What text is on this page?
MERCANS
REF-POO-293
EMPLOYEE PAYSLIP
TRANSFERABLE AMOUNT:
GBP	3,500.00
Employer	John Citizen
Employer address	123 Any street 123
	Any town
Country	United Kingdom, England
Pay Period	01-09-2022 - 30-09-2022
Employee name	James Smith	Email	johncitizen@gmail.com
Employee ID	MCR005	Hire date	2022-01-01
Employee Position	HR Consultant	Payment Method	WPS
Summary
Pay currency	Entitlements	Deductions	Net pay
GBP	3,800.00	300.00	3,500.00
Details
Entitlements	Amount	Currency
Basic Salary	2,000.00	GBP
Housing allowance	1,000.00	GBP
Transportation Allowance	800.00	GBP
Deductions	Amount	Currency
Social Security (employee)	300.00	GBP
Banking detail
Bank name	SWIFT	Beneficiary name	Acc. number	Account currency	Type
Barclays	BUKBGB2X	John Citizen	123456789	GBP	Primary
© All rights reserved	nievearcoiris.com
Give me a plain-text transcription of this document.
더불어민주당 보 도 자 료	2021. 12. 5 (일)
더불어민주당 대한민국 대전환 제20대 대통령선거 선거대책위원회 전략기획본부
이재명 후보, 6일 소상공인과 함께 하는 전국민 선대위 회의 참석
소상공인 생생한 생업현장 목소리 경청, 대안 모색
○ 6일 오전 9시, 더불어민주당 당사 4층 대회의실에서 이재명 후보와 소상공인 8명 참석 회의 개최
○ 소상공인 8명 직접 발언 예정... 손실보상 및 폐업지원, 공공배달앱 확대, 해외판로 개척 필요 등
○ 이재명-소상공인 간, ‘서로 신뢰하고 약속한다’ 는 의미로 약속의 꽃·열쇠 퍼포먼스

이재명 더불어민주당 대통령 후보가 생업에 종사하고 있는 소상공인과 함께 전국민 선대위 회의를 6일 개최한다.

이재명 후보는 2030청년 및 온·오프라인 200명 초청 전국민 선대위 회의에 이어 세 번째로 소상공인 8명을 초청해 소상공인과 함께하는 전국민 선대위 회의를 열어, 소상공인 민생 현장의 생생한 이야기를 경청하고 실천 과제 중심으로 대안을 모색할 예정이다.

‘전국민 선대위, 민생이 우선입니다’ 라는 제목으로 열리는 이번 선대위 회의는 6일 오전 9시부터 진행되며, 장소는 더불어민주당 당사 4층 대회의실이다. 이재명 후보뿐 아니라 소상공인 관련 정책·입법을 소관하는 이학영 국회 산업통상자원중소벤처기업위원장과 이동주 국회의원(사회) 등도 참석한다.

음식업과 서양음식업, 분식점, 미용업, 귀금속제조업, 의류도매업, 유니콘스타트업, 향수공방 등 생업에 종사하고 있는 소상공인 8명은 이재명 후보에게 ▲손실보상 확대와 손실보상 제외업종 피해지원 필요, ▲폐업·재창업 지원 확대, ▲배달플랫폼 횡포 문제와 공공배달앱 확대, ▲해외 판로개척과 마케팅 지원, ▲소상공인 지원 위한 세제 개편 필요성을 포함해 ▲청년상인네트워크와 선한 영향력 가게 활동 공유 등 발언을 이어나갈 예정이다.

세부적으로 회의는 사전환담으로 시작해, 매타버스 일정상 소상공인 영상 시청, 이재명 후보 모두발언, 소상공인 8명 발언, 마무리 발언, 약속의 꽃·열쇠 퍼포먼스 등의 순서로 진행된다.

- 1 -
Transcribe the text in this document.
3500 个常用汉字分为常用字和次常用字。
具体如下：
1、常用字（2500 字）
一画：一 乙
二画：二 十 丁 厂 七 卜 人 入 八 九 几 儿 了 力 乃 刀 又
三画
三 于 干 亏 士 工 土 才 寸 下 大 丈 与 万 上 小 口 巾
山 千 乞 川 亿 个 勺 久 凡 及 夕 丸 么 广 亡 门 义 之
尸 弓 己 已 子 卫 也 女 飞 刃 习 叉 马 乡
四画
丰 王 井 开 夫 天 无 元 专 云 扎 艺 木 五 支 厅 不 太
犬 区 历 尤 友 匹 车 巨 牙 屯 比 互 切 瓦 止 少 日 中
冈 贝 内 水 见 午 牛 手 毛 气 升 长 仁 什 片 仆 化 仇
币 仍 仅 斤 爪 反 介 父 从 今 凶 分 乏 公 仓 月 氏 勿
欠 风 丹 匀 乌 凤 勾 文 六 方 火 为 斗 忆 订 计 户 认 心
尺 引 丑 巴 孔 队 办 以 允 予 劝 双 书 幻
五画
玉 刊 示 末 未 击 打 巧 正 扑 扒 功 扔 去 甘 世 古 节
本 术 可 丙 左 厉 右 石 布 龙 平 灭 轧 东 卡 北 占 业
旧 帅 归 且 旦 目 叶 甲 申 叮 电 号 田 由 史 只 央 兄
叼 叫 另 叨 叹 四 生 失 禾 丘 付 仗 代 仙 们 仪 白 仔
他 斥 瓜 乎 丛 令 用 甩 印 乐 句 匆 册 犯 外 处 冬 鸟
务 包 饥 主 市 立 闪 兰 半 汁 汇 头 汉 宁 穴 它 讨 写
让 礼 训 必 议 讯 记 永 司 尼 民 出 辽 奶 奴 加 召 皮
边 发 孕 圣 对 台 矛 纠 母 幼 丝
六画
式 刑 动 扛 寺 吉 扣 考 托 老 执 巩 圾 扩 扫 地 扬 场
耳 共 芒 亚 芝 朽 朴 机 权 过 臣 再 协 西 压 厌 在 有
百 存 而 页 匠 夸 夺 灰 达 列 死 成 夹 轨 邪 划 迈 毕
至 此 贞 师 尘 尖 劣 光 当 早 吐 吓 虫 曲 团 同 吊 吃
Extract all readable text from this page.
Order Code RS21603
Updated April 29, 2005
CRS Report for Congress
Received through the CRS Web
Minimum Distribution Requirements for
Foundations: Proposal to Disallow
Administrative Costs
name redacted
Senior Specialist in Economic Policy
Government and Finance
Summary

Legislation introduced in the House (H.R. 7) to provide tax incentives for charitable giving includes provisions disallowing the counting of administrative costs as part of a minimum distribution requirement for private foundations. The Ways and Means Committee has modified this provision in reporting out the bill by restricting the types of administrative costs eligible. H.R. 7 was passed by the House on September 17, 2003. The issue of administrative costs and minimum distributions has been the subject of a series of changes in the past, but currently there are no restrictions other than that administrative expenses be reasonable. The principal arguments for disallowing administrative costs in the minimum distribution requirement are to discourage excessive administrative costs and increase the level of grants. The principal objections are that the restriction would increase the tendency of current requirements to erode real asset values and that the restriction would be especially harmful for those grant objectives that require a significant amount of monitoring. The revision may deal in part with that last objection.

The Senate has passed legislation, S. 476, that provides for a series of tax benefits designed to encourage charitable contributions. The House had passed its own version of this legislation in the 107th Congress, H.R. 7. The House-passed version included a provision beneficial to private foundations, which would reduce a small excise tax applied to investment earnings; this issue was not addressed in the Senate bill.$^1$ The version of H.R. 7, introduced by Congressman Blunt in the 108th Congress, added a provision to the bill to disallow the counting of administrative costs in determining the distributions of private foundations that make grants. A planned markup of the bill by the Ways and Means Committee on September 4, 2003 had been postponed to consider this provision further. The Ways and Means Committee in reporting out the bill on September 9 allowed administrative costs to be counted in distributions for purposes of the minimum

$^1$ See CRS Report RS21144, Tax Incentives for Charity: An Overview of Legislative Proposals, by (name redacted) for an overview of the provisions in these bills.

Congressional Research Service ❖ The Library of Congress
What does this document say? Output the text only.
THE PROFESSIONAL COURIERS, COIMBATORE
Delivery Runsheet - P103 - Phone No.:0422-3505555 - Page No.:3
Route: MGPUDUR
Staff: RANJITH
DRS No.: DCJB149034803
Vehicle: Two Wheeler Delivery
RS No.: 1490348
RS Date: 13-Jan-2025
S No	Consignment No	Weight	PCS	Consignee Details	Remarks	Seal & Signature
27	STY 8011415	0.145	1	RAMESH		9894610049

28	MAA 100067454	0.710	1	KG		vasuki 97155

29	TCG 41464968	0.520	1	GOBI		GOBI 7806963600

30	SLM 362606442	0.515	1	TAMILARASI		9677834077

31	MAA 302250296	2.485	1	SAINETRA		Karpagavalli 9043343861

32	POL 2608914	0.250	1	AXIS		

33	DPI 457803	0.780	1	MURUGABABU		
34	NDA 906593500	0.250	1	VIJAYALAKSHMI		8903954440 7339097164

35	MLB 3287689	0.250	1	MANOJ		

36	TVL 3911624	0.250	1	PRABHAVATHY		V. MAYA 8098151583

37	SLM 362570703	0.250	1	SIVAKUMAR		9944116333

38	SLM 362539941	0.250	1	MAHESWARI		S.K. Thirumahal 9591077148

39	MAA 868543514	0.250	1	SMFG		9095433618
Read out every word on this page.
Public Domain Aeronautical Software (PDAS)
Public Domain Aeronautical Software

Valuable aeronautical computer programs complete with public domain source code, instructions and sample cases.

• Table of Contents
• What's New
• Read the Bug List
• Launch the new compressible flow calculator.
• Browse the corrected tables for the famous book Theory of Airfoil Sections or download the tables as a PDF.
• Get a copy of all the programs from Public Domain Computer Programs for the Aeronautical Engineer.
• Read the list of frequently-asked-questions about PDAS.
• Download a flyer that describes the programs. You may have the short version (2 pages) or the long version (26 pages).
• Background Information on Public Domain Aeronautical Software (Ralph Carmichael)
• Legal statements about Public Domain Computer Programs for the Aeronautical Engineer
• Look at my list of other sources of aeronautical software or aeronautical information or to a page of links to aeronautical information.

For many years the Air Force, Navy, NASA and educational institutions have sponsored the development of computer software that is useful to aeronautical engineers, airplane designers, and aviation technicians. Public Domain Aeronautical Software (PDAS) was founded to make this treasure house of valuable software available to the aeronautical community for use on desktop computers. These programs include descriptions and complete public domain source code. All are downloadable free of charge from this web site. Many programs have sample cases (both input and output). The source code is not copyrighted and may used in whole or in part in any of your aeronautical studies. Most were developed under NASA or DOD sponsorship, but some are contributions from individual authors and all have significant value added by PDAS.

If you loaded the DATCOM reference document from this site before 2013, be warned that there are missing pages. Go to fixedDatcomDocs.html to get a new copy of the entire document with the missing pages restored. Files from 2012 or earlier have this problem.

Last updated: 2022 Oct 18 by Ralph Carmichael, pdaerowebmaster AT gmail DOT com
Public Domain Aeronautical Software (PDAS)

> _Exercise goal_
Check the data for the word "from" and pull out the lines that have it.

> _Final answer_
Extract all readable text from this page.
• Get a copy of all the programs from Public Domain Computer Programs for the Aeronautical Engineer.
For many years the Air Force, Navy, NASA and educational institutions have sponsored the development of computer software that is useful to aeronautical engineers, airplane designers, and aviation technicians. Public Domain Aeronautical Software (PDAS) was founded to make this treasure house of valuable software available to the aeronautical community for use on desktop computers. These programs include descriptions and complete public domain source code. All are downloadable free of charge from this web site. Many programs have sample cases (both input and output). The source code is not copyrighted and may used in whole or in part in any of your aeronautical studies. Most were developed under NASA or DOD sponsorship, but some are contributions from individual authors and all have significant value added by PDAS.
If you loaded the DATCOM reference document from this site before 2013, be warned that there are missing pages. Go to fixedDatcomDocs.html to get a new copy of the entire document with the missing pages restored. Files from 2012 or earlier have this problem.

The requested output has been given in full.